TASK GOAL: Copy every line in which the string "LayerFeatureConstraints" occurs.

## Start

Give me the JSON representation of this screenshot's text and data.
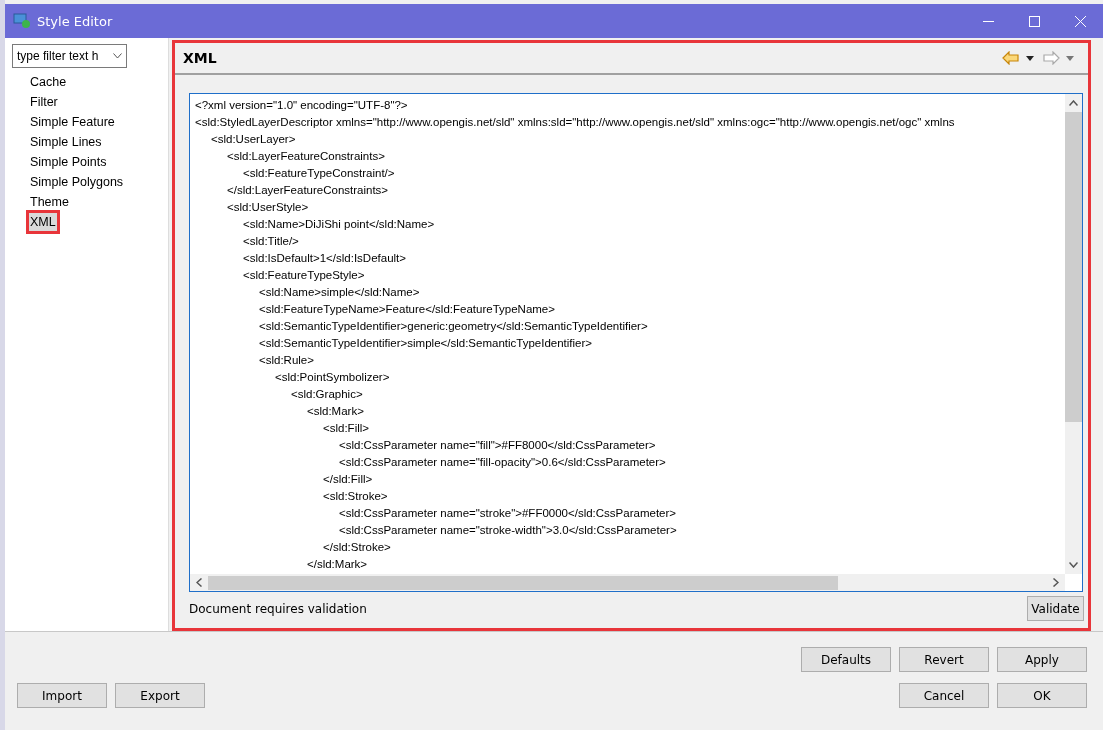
{
  "window": {
    "title": "Style Editor"
  },
  "filter": {
    "value": "type filter text h"
  },
  "sidebar": {
    "items": [
      {
        "label": "Cache",
        "selected": false
      },
      {
        "label": "Filter",
        "selected": false
      },
      {
        "label": "Simple Feature",
        "selected": false
      },
      {
        "label": "Simple Lines",
        "selected": false
      },
      {
        "label": "Simple Points",
        "selected": false
      },
      {
        "label": "Simple Polygons",
        "selected": false
      },
      {
        "label": "Theme",
        "selected": false
      },
      {
        "label": "XML",
        "selected": true
      }
    ]
  },
  "page": {
    "title": "XML",
    "editor_lines": [
      "<?xml version=\"1.0\" encoding=\"UTF-8\"?>",
      "<sld:StyledLayerDescriptor xmlns=\"http://www.opengis.net/sld\" xmlns:sld=\"http://www.opengis.net/sld\" xmlns:ogc=\"http://www.opengis.net/ogc\" xmlns",
      "\t<sld:UserLayer>",
      "\t\t<sld:LayerFeatureConstraints>",
      "\t\t\t<sld:FeatureTypeConstraint/>",
      "\t\t</sld:LayerFeatureConstraints>",
      "\t\t<sld:UserStyle>",
      "\t\t\t<sld:Name>DiJiShi point</sld:Name>",
      "\t\t\t<sld:Title/>",
      "\t\t\t<sld:IsDefault>1</sld:IsDefault>",
      "\t\t\t<sld:FeatureTypeStyle>",
      "\t\t\t\t<sld:Name>simple</sld:Name>",
      "\t\t\t\t<sld:FeatureTypeName>Feature</sld:FeatureTypeName>",
      "\t\t\t\t<sld:SemanticTypeIdentifier>generic:geometry</sld:SemanticTypeIdentifier>",
      "\t\t\t\t<sld:SemanticTypeIdentifier>simple</sld:SemanticTypeIdentifier>",
      "\t\t\t\t<sld:Rule>",
      "\t\t\t\t\t<sld:PointSymbolizer>",
      "\t\t\t\t\t\t<sld:Graphic>",
      "\t\t\t\t\t\t\t<sld:Mark>",
      "\t\t\t\t\t\t\t\t<sld:Fill>",
      "\t\t\t\t\t\t\t\t\t<sld:CssParameter name=\"fill\">#FF8000</sld:CssParameter>",
      "\t\t\t\t\t\t\t\t\t<sld:CssParameter name=\"fill-opacity\">0.6</sld:CssParameter>",
      "\t\t\t\t\t\t\t\t</sld:Fill>",
      "\t\t\t\t\t\t\t\t<sld:Stroke>",
      "\t\t\t\t\t\t\t\t\t<sld:CssParameter name=\"stroke\">#FF0000</sld:CssParameter>",
      "\t\t\t\t\t\t\t\t\t<sld:CssParameter name=\"stroke-width\">3.0</sld:CssParameter>",
      "\t\t\t\t\t\t\t\t</sld:Stroke>",
      "\t\t\t\t\t\t\t</sld:Mark>"
    ],
    "status": "Document requires validation",
    "validate_button": "Validate"
  },
  "buttons_top": [
    "Defaults",
    "Revert",
    "Apply"
  ],
  "buttons_left": [
    "Import",
    "Export"
  ],
  "buttons_right": [
    "Cancel",
    "OK"
  ]
}
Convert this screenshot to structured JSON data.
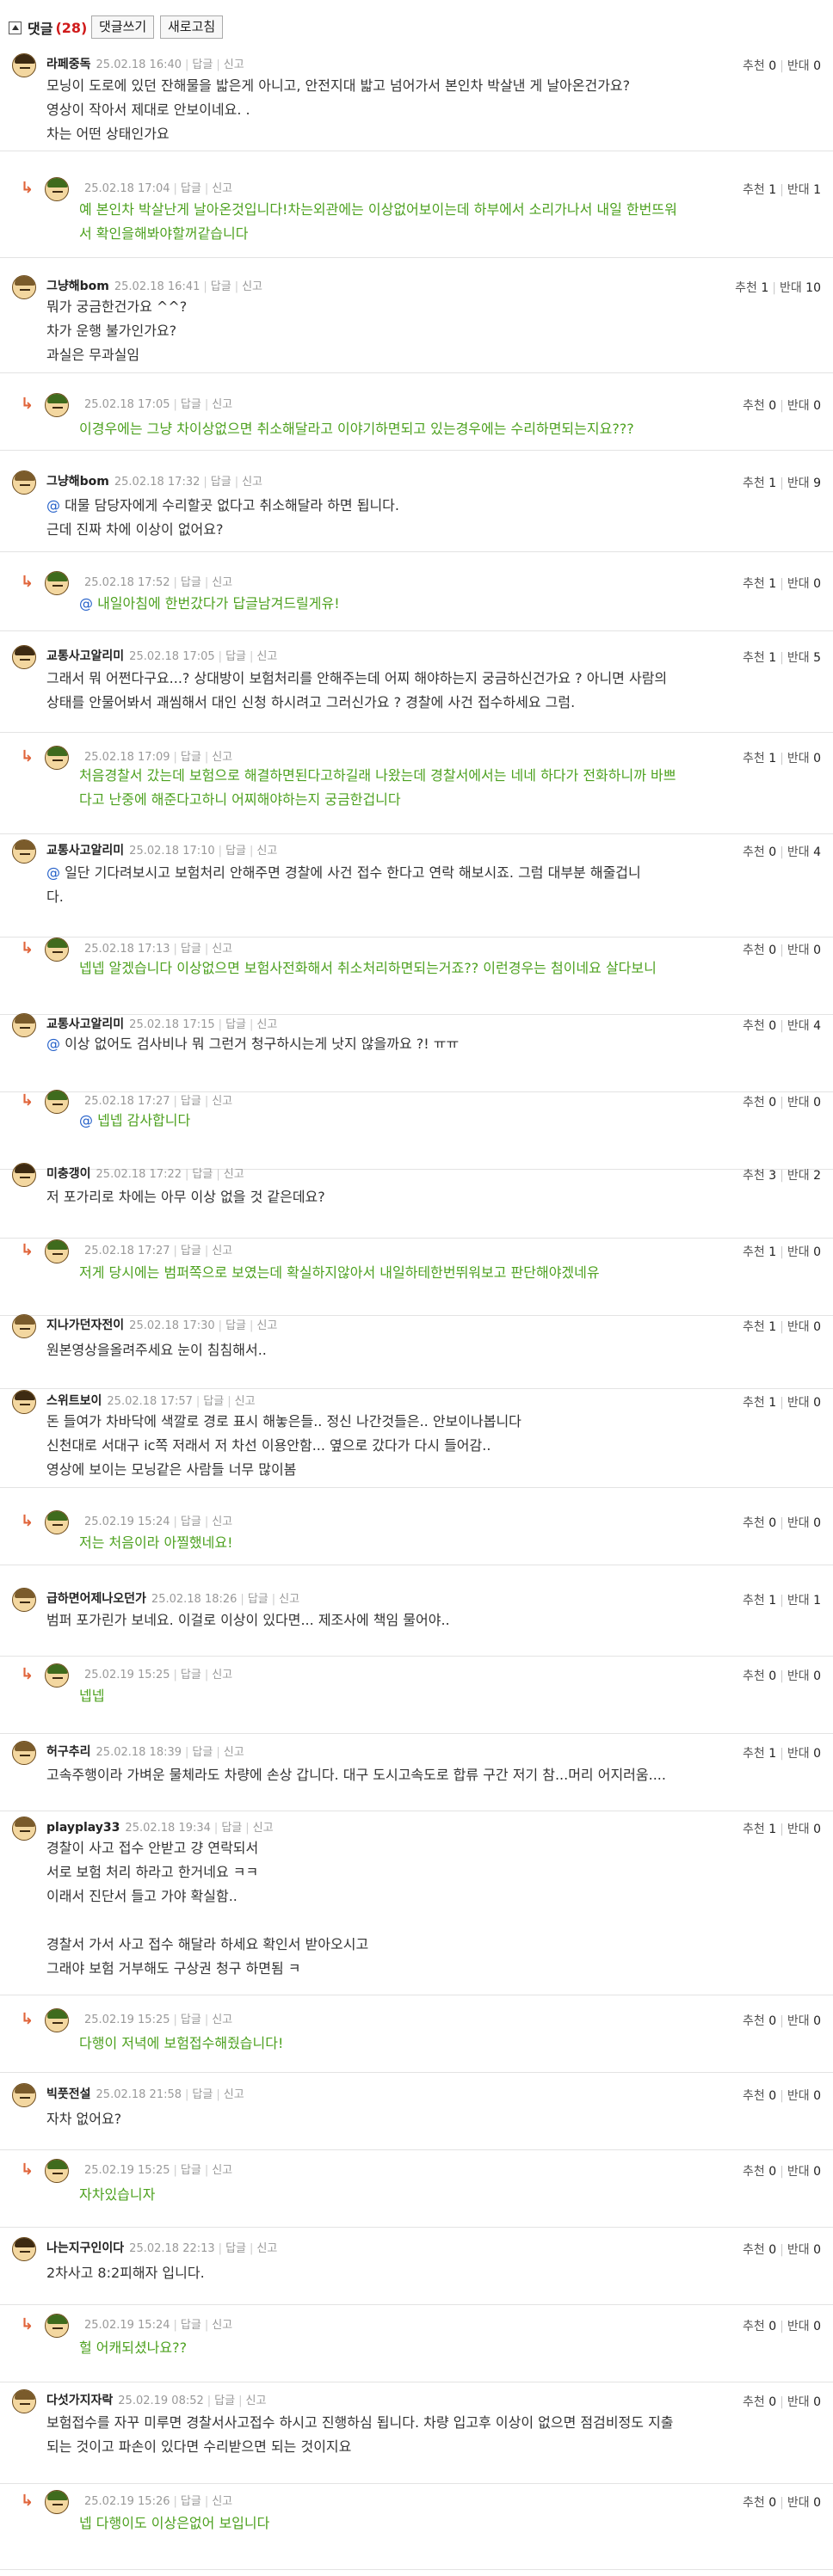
{
  "toolbar": {
    "title": "댓글",
    "count": "(28)",
    "write": "댓글쓰기",
    "refresh": "새로고침"
  },
  "labels": {
    "reply": "답글",
    "report": "신고",
    "up": "추천",
    "down": "반대",
    "arrow": "↳",
    "at": "@"
  },
  "comments": [
    {
      "nick": "라페중독",
      "date": "25.02.18 16:40",
      "up": "0",
      "down": "0",
      "text": "모닝이 도로에 있던 잔해물을 밟은게 아니고, 안전지대 밟고 넘어가서 본인차 박살낸 게 날아온건가요?\n영상이 작아서 제대로 안보이네요. .\n차는 어떤 상태인가요"
    },
    {
      "nick": "",
      "date": "25.02.18 17:04",
      "up": "1",
      "down": "1",
      "text": "예 본인차 박살난게 날아온것입니다!차는외관에는 이상없어보이는데 하부에서 소리가나서 내일 한번뜨워\n서 확인을해봐야할꺼같습니다"
    },
    {
      "nick": "그냥해bom",
      "date": "25.02.18 16:41",
      "up": "1",
      "down": "10",
      "text": "뭐가 궁금한건가요 ^^?\n차가 운행 불가인가요?\n과실은 무과실임"
    },
    {
      "nick": "",
      "date": "25.02.18 17:05",
      "up": "0",
      "down": "0",
      "text": "이경우에는 그냥 차이상없으면 취소해달라고 이야기하면되고 있는경우에는 수리하면되는지요???"
    },
    {
      "nick": "그냥해bom",
      "date": "25.02.18 17:32",
      "up": "1",
      "down": "9",
      "mention": "@",
      "text": " 대물 담당자에게 수리할곳 없다고 취소해달라 하면 됩니다.\n근데 진짜 차에 이상이 없어요?"
    },
    {
      "nick": "",
      "date": "25.02.18 17:52",
      "up": "1",
      "down": "0",
      "mention": "@",
      "text": " 내일아침에 한번갔다가 답글남겨드릴게유!"
    },
    {
      "nick": "교통사고알리미",
      "date": "25.02.18 17:05",
      "up": "1",
      "down": "5",
      "text": "그래서 뭐 어쩐다구요...? 상대방이 보험처리를 안해주는데 어찌 해야하는지 궁금하신건가요 ? 아니면 사람의\n상태를 안물어봐서 괘씸해서 대인 신청 하시려고 그러신가요 ? 경찰에 사건 접수하세요 그럼."
    },
    {
      "nick": "",
      "date": "25.02.18 17:09",
      "up": "1",
      "down": "0",
      "text": "처음경찰서 갔는데 보험으로 해결하면된다고하길래 나왔는데 경찰서에서는 네네 하다가 전화하니까 바쁘\n다고 난중에 해준다고하니 어찌해야하는지 궁금한겁니다"
    },
    {
      "nick": "교통사고알리미",
      "date": "25.02.18 17:10",
      "up": "0",
      "down": "4",
      "mention": "@",
      "text": " 일단 기다려보시고 보험처리 안해주면 경찰에 사건 접수 한다고 연락 해보시죠. 그럼 대부분 해줄겁니\n다."
    },
    {
      "nick": "",
      "date": "25.02.18 17:13",
      "up": "0",
      "down": "0",
      "text": "넵넵 알겠습니다 이상없으면 보험사전화해서 취소처리하면되는거죠?? 이런경우는 첨이네요 살다보니"
    },
    {
      "nick": "교통사고알리미",
      "date": "25.02.18 17:15",
      "up": "0",
      "down": "4",
      "mention": "@",
      "text": " 이상 없어도 검사비나 뭐 그런거 청구하시는게 낫지 않을까요 ?! ㅠㅠ"
    },
    {
      "nick": "",
      "date": "25.02.18 17:27",
      "up": "0",
      "down": "0",
      "mention": "@",
      "text": " 넵넵 감사합니다"
    },
    {
      "nick": "미충갱이",
      "date": "25.02.18 17:22",
      "up": "3",
      "down": "2",
      "text": "저 포가리로 차에는 아무 이상 없을 것 같은데요?"
    },
    {
      "nick": "",
      "date": "25.02.18 17:27",
      "up": "1",
      "down": "0",
      "text": "저게 당시에는 범퍼쪽으로 보였는데 확실하지않아서 내일하테한번뛰워보고 판단해야겠네유"
    },
    {
      "nick": "지나가던자전이",
      "date": "25.02.18 17:30",
      "up": "1",
      "down": "0",
      "text": "원본영상을올려주세요 눈이 침침해서.."
    },
    {
      "nick": "스위트보이",
      "date": "25.02.18 17:57",
      "up": "1",
      "down": "0",
      "text": "돈 들여가 차바닥에 색깔로 경로 표시 해놓은들.. 정신 나간것들은.. 안보이나봅니다\n신천대로 서대구 ic쪽 저래서 저 차선 이용안함... 옆으로 갔다가 다시 들어감..\n영상에 보이는 모닝같은 사람들 너무 많이봄"
    },
    {
      "nick": "",
      "date": "25.02.19 15:24",
      "up": "0",
      "down": "0",
      "text": "저는 처음이라 아찔했네요!"
    },
    {
      "nick": "급하면어제나오던가",
      "date": "25.02.18 18:26",
      "up": "1",
      "down": "1",
      "text": "범퍼 포가린가 보네요. 이걸로 이상이 있다면... 제조사에 책임 물어야.."
    },
    {
      "nick": "",
      "date": "25.02.19 15:25",
      "up": "0",
      "down": "0",
      "text": "넵넵"
    },
    {
      "nick": "허구추리",
      "date": "25.02.18 18:39",
      "up": "1",
      "down": "0",
      "text": "고속주행이라 가벼운 물체라도 차량에 손상 갑니다. 대구 도시고속도로 합류 구간 저기 참...머리 어지러움...."
    },
    {
      "nick": "playplay33",
      "date": "25.02.18 19:34",
      "up": "1",
      "down": "0",
      "text": "경찰이 사고 접수 안받고 걍 연락되서\n서로 보험 처리 하라고 한거네요 ㅋㅋ\n이래서 진단서 들고 가야 확실함..\n\n경찰서 가서 사고 접수 해달라 하세요 확인서 받아오시고\n그래야 보험 거부해도 구상권 청구 하면됨 ㅋ"
    },
    {
      "nick": "",
      "date": "25.02.19 15:25",
      "up": "0",
      "down": "0",
      "text": "다행이 저녁에 보험접수해줬습니다!"
    },
    {
      "nick": "빅풋전설",
      "date": "25.02.18 21:58",
      "up": "0",
      "down": "0",
      "text": "자차 없어요?"
    },
    {
      "nick": "",
      "date": "25.02.19 15:25",
      "up": "0",
      "down": "0",
      "text": "자차있습니자"
    },
    {
      "nick": "나는지구인이다",
      "date": "25.02.18 22:13",
      "up": "0",
      "down": "0",
      "text": "2차사고 8:2피해자 입니다."
    },
    {
      "nick": "",
      "date": "25.02.19 15:24",
      "up": "0",
      "down": "0",
      "text": "헐 어캐되셨나요??"
    },
    {
      "nick": "다섯가지자락",
      "date": "25.02.19 08:52",
      "up": "0",
      "down": "0",
      "text": "보험접수를 자꾸 미루면 경찰서사고접수 하시고 진행하심 됩니다. 차량 입고후 이상이 없으면 점검비정도 지출\n되는 것이고 파손이 있다면 수리받으면 되는 것이지요"
    },
    {
      "nick": "",
      "date": "25.02.19 15:26",
      "up": "0",
      "down": "0",
      "text": "넵 다행이도 이상은없어 보입니다"
    }
  ]
}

## End

EXPECTED ANSWER:
      "\t\t<sld:LayerFeatureConstraints>",
      "\t\t</sld:LayerFeatureConstraints>",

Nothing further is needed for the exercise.